[Record excerpts]:
%%

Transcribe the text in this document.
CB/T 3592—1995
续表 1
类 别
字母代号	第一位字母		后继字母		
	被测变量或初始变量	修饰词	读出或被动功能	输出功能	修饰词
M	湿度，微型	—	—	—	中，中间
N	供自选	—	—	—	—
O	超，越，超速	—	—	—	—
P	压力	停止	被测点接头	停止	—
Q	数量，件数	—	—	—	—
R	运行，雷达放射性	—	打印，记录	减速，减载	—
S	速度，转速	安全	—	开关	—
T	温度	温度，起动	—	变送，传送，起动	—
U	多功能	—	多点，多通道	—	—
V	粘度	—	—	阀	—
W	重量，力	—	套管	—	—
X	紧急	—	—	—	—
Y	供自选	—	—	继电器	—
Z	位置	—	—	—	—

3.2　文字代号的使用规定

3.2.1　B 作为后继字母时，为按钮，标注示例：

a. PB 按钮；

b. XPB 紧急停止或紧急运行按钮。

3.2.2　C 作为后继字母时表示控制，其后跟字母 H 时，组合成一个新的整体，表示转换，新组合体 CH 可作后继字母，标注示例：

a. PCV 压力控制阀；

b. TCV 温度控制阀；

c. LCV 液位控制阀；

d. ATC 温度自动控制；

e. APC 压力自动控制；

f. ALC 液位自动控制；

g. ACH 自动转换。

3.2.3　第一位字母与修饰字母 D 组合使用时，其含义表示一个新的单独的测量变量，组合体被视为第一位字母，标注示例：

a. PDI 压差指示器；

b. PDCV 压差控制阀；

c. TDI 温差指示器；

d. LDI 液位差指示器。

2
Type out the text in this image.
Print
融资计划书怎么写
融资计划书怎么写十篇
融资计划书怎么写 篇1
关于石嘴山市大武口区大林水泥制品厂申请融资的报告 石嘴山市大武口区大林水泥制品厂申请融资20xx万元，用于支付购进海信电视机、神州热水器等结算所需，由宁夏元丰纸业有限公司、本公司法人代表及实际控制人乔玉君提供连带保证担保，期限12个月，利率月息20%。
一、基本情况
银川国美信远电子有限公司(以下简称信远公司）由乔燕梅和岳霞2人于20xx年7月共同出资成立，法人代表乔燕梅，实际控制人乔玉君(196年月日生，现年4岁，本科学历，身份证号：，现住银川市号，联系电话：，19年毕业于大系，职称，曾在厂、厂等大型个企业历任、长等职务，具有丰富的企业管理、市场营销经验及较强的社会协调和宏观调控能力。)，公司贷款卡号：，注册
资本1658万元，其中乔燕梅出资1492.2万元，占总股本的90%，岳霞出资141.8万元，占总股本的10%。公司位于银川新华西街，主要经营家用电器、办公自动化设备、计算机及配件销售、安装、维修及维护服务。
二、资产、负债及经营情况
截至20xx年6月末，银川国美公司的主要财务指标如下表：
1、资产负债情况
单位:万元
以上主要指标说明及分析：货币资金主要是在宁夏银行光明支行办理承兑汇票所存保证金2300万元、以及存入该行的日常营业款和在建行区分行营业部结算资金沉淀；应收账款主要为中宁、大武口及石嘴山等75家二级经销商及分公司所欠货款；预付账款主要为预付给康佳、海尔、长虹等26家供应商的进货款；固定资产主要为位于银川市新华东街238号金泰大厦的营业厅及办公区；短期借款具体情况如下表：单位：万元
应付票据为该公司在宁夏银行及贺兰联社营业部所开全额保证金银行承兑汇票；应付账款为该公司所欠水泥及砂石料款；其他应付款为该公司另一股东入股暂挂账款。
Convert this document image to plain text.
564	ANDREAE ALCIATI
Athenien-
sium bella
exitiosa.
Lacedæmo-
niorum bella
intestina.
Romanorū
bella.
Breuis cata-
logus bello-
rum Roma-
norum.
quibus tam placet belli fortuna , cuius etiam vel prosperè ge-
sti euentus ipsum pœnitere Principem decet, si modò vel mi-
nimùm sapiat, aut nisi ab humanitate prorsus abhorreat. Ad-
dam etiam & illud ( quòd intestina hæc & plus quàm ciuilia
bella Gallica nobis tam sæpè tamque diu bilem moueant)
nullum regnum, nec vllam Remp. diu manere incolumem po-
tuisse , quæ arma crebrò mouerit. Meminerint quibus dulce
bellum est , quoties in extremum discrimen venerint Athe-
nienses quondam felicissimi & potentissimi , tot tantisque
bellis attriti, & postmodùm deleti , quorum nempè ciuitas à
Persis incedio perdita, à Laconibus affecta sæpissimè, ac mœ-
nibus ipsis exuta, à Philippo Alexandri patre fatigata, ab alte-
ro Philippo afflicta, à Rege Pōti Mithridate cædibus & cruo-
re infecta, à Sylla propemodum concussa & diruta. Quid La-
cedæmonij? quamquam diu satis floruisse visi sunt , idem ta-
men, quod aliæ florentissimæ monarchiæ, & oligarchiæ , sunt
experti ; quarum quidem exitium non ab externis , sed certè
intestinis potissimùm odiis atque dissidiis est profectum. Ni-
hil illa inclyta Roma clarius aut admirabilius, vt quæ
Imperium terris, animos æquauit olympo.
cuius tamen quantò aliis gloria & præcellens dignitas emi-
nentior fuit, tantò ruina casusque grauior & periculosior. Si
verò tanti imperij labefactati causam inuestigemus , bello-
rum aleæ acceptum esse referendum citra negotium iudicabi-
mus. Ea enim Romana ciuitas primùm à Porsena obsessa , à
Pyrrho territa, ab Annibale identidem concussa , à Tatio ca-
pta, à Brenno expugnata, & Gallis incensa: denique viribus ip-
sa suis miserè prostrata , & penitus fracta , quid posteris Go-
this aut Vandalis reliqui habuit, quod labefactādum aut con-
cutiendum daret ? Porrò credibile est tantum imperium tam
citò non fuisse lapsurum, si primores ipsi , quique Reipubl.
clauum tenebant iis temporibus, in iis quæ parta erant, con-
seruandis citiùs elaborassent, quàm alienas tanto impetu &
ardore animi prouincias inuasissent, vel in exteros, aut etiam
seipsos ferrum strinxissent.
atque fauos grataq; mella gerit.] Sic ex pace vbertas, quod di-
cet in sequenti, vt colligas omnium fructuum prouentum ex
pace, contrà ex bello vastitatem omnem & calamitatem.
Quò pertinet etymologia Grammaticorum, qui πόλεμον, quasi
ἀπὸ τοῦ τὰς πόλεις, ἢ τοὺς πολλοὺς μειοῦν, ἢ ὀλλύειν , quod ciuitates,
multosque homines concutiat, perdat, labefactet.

%%

[Request]:
Write the data from above out again, exactly.

[Correct result]:
Transcribe the text in this document.
CB/T 3592—1995
续表 1
类 别
字母代号	第一位字母		后继字母		
	被测变量或初始变量	修饰词	读出或被动功能	输出功能	修饰词
M	湿度，微型	—	—	—	中，中间
N	供自选	—	—	—	—
O	超，越，超速	—	—	—	—
P	压力	停止	被测点接头	停止	—
Q	数量，件数	—	—	—	—
R	运行，雷达放射性	—	打印，记录	减速，减载	—
S	速度，转速	安全	—	开关	—
T	温度	温度，起动	—	变送，传送，起动	—
U	多功能	—	多点，多通道	—	—
V	粘度	—	—	阀	—
W	重量，力	—	套管	—	—
X	紧急	—	—	—	—
Y	供自选	—	—	继电器	—
Z	位置	—	—	—	—

3.2　文字代号的使用规定

3.2.1　B 作为后继字母时，为按钮，标注示例：

a. PB 按钮；

b. XPB 紧急停止或紧急运行按钮。

3.2.2　C 作为后继字母时表示控制，其后跟字母 H 时，组合成一个新的整体，表示转换，新组合体 CH 可作后继字母，标注示例：

a. PCV 压力控制阀；

b. TCV 温度控制阀；

c. LCV 液位控制阀；

d. ATC 温度自动控制；

e. APC 压力自动控制；

f. ALC 液位自动控制；

g. ACH 自动转换。

3.2.3　第一位字母与修饰字母 D 组合使用时，其含义表示一个新的单独的测量变量，组合体被视为第一位字母，标注示例：

a. PDI 压差指示器；

b. PDCV 压差控制阀；

c. TDI 温差指示器；

d. LDI 液位差指示器。

2
Type out the text in this image.
Print
融资计划书怎么写
融资计划书怎么写十篇
融资计划书怎么写 篇1
关于石嘴山市大武口区大林水泥制品厂申请融资的报告 石嘴山市大武口区大林水泥制品厂申请融资20xx万元，用于支付购进海信电视机、神州热水器等结算所需，由宁夏元丰纸业有限公司、本公司法人代表及实际控制人乔玉君提供连带保证担保，期限12个月，利率月息20%。
一、基本情况
银川国美信远电子有限公司(以下简称信远公司）由乔燕梅和岳霞2人于20xx年7月共同出资成立，法人代表乔燕梅，实际控制人乔玉君(196年月日生，现年4岁，本科学历，身份证号：，现住银川市号，联系电话：，19年毕业于大系，职称，曾在厂、厂等大型个企业历任、长等职务，具有丰富的企业管理、市场营销经验及较强的社会协调和宏观调控能力。)，公司贷款卡号：，注册
资本1658万元，其中乔燕梅出资1492.2万元，占总股本的90%，岳霞出资141.8万元，占总股本的10%。公司位于银川新华西街，主要经营家用电器、办公自动化设备、计算机及配件销售、安装、维修及维护服务。
二、资产、负债及经营情况
截至20xx年6月末，银川国美公司的主要财务指标如下表：
1、资产负债情况
单位:万元
以上主要指标说明及分析：货币资金主要是在宁夏银行光明支行办理承兑汇票所存保证金2300万元、以及存入该行的日常营业款和在建行区分行营业部结算资金沉淀；应收账款主要为中宁、大武口及石嘴山等75家二级经销商及分公司所欠货款；预付账款主要为预付给康佳、海尔、长虹等26家供应商的进货款；固定资产主要为位于银川市新华东街238号金泰大厦的营业厅及办公区；短期借款具体情况如下表：单位：万元
应付票据为该公司在宁夏银行及贺兰联社营业部所开全额保证金银行承兑汇票；应付账款为该公司所欠水泥及砂石料款；其他应付款为该公司另一股东入股暂挂账款。
Convert this document image to plain text.
564	ANDREAE ALCIATI
Athenien-
sium bella
exitiosa.
Lacedæmo-
niorum bella
intestina.
Romanorū
bella.
Breuis cata-
logus bello-
rum Roma-
norum.
quibus tam placet belli fortuna , cuius etiam vel prosperè ge-
sti euentus ipsum pœnitere Principem decet, si modò vel mi-
nimùm sapiat, aut nisi ab humanitate prorsus abhorreat. Ad-
dam etiam & illud ( quòd intestina hæc & plus quàm ciuilia
bella Gallica nobis tam sæpè tamque diu bilem moueant)
nullum regnum, nec vllam Remp. diu manere incolumem po-
tuisse , quæ arma crebrò mouerit. Meminerint quibus dulce
bellum est , quoties in extremum discrimen venerint Athe-
nienses quondam felicissimi & potentissimi , tot tantisque
bellis attriti, & postmodùm deleti , quorum nempè ciuitas à
Persis incedio perdita, à Laconibus affecta sæpissimè, ac mœ-
nibus ipsis exuta, à Philippo Alexandri patre fatigata, ab alte-
ro Philippo afflicta, à Rege Pōti Mithridate cædibus & cruo-
re infecta, à Sylla propemodum concussa & diruta. Quid La-
cedæmonij? quamquam diu satis floruisse visi sunt , idem ta-
men, quod aliæ florentissimæ monarchiæ, & oligarchiæ , sunt
experti ; quarum quidem exitium non ab externis , sed certè
intestinis potissimùm odiis atque dissidiis est profectum. Ni-
hil illa inclyta Roma clarius aut admirabilius, vt quæ
Imperium terris, animos æquauit olympo.
cuius tamen quantò aliis gloria & præcellens dignitas emi-
nentior fuit, tantò ruina casusque grauior & periculosior. Si
verò tanti imperij labefactati causam inuestigemus , bello-
rum aleæ acceptum esse referendum citra negotium iudicabi-
mus. Ea enim Romana ciuitas primùm à Porsena obsessa , à
Pyrrho territa, ab Annibale identidem concussa , à Tatio ca-
pta, à Brenno expugnata, & Gallis incensa: denique viribus ip-
sa suis miserè prostrata , & penitus fracta , quid posteris Go-
this aut Vandalis reliqui habuit, quod labefactādum aut con-
cutiendum daret ? Porrò credibile est tantum imperium tam
citò non fuisse lapsurum, si primores ipsi , quique Reipubl.
clauum tenebant iis temporibus, in iis quæ parta erant, con-
seruandis citiùs elaborassent, quàm alienas tanto impetu &
ardore animi prouincias inuasissent, vel in exteros, aut etiam
seipsos ferrum strinxissent.
atque fauos grataq; mella gerit.] Sic ex pace vbertas, quod di-
cet in sequenti, vt colligas omnium fructuum prouentum ex
pace, contrà ex bello vastitatem omnem & calamitatem.
Quò pertinet etymologia Grammaticorum, qui πόλεμον, quasi
ἀπὸ τοῦ τὰς πόλεις, ἢ τοὺς πολλοὺς μειοῦν, ἢ ὀλλύειν , quod ciuitates,
multosque homines concutiat, perdat, labefactet.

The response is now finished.